### Problem statement
The records below must be retyped exactly.

.....

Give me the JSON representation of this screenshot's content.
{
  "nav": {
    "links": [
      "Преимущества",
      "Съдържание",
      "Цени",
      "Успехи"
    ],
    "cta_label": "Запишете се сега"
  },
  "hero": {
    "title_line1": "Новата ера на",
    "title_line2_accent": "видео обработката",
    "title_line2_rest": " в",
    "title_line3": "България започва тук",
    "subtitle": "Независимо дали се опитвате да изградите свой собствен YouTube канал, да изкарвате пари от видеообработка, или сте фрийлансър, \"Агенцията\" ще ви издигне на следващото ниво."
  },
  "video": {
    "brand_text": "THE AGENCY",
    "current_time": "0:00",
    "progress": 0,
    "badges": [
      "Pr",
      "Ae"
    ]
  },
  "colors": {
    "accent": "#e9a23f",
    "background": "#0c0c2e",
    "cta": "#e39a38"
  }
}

.....

### Problem solution
Give me the JSON representation of this screenshot's content.
{
  "nav": {
    "links": [
      "Преимущества",
      "Съдържание",
      "Цени",
      "Успехи"
    ],
    "cta_label": "Запишете се сега"
  },
  "hero": {
    "title_line1": "Новата ера на",
    "title_line2_accent": "видео обработката",
    "title_line2_rest": " в",
    "title_line3": "България започва тук",
    "subtitle": "Независимо дали се опитвате да изградите свой собствен YouTube канал, да изкарвате пари от видеообработка, или сте фрийлансър, \"Агенцията\" ще ви издигне на следващото ниво."
  },
  "video": {
    "brand_text": "THE AGENCY",
    "current_time": "0:00",
    "progress": 0,
    "badges": [
      "Pr",
      "Ae"
    ]
  },
  "colors": {
    "accent": "#e9a23f",
    "background": "#0c0c2e",
    "cta": "#e39a38"
  }
}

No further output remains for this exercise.